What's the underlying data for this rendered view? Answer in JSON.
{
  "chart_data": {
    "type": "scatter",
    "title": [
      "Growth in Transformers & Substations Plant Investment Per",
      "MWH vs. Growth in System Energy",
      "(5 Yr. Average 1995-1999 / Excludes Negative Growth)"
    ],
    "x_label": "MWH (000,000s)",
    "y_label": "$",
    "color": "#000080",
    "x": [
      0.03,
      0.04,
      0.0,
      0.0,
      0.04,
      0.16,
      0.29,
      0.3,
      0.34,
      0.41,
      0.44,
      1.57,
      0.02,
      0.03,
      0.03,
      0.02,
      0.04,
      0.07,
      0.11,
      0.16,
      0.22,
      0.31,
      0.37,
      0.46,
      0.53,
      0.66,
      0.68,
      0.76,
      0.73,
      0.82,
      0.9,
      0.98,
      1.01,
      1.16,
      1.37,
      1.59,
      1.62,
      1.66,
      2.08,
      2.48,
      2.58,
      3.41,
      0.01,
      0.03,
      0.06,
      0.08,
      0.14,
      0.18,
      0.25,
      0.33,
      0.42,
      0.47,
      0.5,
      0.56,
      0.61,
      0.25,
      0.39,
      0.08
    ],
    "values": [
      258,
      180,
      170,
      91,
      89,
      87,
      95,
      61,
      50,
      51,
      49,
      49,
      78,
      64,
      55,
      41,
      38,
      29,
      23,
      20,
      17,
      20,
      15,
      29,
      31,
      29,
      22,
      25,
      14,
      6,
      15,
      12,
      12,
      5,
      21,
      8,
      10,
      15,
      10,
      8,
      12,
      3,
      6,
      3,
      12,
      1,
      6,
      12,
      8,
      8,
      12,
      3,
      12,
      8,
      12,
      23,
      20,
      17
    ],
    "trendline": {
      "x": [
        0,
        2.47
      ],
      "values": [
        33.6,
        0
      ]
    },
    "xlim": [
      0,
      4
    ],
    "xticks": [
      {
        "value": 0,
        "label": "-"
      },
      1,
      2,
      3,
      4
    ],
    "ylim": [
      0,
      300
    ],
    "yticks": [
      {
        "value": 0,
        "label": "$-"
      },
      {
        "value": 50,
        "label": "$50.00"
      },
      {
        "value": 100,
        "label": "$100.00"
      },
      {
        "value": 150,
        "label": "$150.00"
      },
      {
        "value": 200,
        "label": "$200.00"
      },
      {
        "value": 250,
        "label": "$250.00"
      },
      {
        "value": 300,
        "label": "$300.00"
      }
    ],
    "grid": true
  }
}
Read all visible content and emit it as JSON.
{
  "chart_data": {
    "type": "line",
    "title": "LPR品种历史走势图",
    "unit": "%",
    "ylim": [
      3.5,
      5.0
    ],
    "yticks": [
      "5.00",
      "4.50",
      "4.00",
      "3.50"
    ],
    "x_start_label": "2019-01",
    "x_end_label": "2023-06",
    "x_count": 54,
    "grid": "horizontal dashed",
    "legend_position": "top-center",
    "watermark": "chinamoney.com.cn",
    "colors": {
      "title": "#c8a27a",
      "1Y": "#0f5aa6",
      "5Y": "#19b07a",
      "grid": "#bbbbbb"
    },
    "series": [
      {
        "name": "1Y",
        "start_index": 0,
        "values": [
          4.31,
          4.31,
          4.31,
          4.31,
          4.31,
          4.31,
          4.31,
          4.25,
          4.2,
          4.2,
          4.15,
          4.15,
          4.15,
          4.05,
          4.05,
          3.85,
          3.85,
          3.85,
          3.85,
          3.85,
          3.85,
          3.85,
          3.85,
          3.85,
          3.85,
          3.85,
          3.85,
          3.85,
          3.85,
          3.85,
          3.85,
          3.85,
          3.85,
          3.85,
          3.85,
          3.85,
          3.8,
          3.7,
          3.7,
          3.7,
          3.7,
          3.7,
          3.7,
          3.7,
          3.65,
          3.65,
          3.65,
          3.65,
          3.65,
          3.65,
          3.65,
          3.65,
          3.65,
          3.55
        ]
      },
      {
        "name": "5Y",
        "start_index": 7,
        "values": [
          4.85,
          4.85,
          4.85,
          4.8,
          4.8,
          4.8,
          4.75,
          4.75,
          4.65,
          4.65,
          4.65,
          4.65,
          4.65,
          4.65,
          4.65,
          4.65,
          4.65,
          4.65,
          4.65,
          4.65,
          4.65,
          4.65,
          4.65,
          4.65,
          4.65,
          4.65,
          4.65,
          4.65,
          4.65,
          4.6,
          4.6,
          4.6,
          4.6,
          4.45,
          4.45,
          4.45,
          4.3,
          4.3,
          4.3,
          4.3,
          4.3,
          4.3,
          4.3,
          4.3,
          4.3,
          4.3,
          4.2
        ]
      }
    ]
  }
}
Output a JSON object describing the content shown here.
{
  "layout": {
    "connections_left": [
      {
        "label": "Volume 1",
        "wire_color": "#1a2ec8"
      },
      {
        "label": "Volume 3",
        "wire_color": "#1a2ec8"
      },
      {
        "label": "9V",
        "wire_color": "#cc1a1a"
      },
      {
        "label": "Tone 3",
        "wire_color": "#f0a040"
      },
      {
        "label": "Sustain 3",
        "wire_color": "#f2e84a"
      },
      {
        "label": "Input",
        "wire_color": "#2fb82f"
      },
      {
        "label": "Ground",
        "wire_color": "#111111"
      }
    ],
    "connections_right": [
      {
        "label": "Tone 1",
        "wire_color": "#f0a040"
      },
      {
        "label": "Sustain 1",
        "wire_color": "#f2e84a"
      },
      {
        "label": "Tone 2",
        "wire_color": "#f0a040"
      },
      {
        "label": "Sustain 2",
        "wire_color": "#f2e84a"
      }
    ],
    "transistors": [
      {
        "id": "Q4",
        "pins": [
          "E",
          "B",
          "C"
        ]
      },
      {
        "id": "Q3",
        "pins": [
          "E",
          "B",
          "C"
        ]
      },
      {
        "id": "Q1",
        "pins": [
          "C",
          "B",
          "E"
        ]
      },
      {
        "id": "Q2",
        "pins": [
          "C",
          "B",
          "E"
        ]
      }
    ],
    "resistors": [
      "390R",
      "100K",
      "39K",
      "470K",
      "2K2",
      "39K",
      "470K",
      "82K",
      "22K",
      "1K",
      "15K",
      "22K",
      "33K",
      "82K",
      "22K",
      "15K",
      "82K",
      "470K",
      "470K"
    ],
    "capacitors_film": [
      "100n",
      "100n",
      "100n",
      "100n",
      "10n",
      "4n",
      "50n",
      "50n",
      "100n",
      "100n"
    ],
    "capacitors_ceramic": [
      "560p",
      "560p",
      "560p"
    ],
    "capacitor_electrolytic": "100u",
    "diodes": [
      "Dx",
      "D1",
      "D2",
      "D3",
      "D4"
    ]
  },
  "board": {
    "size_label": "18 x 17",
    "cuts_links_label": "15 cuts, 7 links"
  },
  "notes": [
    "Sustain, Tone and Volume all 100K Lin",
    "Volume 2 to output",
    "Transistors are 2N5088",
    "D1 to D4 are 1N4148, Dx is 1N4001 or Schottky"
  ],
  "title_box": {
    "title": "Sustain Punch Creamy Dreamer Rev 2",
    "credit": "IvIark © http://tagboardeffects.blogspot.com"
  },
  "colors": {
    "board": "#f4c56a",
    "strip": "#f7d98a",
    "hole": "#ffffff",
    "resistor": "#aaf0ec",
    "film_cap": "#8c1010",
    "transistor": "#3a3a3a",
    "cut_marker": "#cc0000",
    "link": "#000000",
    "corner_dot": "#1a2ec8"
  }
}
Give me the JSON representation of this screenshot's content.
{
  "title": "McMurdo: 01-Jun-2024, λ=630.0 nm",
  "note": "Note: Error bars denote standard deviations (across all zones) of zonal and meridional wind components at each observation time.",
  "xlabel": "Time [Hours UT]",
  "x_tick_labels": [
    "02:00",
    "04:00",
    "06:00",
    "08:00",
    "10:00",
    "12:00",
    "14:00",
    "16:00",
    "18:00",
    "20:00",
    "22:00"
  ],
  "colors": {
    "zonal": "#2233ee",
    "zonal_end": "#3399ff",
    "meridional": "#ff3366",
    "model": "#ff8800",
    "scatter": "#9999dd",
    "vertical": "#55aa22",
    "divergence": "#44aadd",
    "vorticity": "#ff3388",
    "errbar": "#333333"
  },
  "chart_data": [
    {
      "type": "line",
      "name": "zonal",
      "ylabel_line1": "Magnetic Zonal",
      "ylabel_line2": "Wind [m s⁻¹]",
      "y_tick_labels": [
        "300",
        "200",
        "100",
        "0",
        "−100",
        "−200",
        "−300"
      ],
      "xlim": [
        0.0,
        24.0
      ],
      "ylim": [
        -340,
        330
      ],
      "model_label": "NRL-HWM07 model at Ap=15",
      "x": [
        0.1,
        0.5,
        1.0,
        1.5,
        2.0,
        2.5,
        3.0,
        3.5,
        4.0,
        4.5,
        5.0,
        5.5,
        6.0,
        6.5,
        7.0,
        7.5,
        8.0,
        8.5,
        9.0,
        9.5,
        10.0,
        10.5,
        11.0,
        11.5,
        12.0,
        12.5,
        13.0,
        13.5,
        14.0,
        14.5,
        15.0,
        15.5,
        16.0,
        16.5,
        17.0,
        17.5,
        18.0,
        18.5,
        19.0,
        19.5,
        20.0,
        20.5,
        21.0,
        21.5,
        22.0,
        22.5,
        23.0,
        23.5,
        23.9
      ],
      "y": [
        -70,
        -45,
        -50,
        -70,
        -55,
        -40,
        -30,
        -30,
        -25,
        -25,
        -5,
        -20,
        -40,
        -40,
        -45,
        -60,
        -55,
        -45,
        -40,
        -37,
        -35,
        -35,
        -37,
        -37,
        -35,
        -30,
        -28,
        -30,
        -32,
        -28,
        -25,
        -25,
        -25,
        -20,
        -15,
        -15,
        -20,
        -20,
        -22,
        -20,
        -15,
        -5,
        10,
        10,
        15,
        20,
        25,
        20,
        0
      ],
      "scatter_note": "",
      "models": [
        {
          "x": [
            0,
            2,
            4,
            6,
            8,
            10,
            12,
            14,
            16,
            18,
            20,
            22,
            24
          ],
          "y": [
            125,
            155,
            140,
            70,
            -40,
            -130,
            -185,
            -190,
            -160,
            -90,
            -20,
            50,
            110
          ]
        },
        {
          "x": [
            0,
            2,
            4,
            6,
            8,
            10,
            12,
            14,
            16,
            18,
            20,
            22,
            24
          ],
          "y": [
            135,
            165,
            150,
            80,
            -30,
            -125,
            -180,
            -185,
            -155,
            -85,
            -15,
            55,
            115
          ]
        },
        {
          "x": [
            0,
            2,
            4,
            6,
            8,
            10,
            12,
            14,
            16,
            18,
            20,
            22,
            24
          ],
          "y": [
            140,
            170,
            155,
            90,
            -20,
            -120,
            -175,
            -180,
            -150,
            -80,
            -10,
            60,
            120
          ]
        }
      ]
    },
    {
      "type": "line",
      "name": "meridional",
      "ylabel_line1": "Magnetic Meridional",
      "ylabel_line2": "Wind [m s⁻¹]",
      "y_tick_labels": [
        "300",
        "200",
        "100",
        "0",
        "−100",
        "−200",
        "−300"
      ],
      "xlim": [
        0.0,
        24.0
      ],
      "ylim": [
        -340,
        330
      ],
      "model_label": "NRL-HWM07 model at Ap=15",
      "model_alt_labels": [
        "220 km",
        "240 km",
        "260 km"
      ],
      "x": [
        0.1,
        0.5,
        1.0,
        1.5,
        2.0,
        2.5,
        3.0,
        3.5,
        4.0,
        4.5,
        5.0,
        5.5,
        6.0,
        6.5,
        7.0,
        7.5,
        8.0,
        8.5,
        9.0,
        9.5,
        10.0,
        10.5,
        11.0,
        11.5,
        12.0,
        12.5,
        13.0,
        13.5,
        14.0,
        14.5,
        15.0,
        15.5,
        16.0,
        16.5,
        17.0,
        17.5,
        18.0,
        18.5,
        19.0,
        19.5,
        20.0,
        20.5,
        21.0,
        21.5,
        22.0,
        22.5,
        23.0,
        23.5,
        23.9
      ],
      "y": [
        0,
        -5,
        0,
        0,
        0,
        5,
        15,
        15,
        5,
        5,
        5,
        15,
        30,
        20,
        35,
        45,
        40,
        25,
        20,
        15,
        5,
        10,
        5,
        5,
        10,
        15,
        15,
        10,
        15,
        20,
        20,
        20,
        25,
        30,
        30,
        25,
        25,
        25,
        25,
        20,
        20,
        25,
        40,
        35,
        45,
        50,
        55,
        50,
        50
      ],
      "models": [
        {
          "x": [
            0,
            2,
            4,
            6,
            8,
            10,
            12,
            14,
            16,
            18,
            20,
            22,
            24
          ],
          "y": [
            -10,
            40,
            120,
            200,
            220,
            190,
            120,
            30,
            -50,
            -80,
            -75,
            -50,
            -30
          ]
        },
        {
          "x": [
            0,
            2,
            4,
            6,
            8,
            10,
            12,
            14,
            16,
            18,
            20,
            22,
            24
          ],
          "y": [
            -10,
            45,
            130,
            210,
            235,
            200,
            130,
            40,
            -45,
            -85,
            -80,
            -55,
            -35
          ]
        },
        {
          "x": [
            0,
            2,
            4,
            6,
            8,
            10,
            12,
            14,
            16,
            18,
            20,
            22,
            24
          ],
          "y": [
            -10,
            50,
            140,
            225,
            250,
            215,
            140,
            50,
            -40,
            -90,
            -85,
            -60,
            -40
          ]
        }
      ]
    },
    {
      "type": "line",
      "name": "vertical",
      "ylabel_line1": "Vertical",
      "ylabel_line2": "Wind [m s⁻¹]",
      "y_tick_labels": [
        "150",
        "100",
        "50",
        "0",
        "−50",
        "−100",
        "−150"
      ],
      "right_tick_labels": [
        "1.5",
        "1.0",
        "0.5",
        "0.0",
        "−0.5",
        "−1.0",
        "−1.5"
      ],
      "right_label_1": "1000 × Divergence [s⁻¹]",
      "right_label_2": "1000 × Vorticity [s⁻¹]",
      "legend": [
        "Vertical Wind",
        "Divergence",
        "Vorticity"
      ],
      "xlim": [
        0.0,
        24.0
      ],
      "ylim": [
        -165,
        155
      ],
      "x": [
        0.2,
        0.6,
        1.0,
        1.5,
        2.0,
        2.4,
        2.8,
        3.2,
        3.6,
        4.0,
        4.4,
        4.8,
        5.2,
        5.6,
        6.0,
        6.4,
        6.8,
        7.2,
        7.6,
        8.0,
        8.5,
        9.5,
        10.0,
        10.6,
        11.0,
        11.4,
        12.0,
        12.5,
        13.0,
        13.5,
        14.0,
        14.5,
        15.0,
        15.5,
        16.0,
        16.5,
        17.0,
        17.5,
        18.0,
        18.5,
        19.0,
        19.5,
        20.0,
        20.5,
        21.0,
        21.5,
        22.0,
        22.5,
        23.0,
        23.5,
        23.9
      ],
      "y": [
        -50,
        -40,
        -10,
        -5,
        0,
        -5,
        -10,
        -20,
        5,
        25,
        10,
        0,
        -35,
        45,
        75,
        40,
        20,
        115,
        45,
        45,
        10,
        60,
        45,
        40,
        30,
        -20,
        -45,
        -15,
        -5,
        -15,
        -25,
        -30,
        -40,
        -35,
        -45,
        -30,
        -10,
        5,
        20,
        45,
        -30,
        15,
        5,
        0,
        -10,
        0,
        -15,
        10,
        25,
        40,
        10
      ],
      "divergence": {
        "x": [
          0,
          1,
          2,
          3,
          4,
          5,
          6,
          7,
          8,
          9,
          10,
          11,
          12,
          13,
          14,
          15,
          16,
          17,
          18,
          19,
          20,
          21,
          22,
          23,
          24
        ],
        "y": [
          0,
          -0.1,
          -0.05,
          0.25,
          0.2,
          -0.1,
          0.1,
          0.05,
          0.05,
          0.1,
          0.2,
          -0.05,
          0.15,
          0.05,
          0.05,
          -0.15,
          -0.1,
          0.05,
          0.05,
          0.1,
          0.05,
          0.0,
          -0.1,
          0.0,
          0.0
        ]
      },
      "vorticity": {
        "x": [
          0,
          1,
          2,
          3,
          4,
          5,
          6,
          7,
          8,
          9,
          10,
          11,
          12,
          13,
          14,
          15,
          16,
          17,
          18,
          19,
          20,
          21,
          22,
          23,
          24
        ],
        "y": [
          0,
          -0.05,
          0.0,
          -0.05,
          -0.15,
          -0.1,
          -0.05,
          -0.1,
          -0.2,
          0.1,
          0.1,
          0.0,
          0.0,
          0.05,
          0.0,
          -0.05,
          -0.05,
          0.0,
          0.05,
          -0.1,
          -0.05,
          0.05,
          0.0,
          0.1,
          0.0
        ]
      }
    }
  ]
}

--- Task goal ---
Each line that holds the word "this" is to be copied.

--- Exercise response ---
What's the underlying data for this rendered view? Answer in JSON.
Give me the JSON representation of this screenshot's content.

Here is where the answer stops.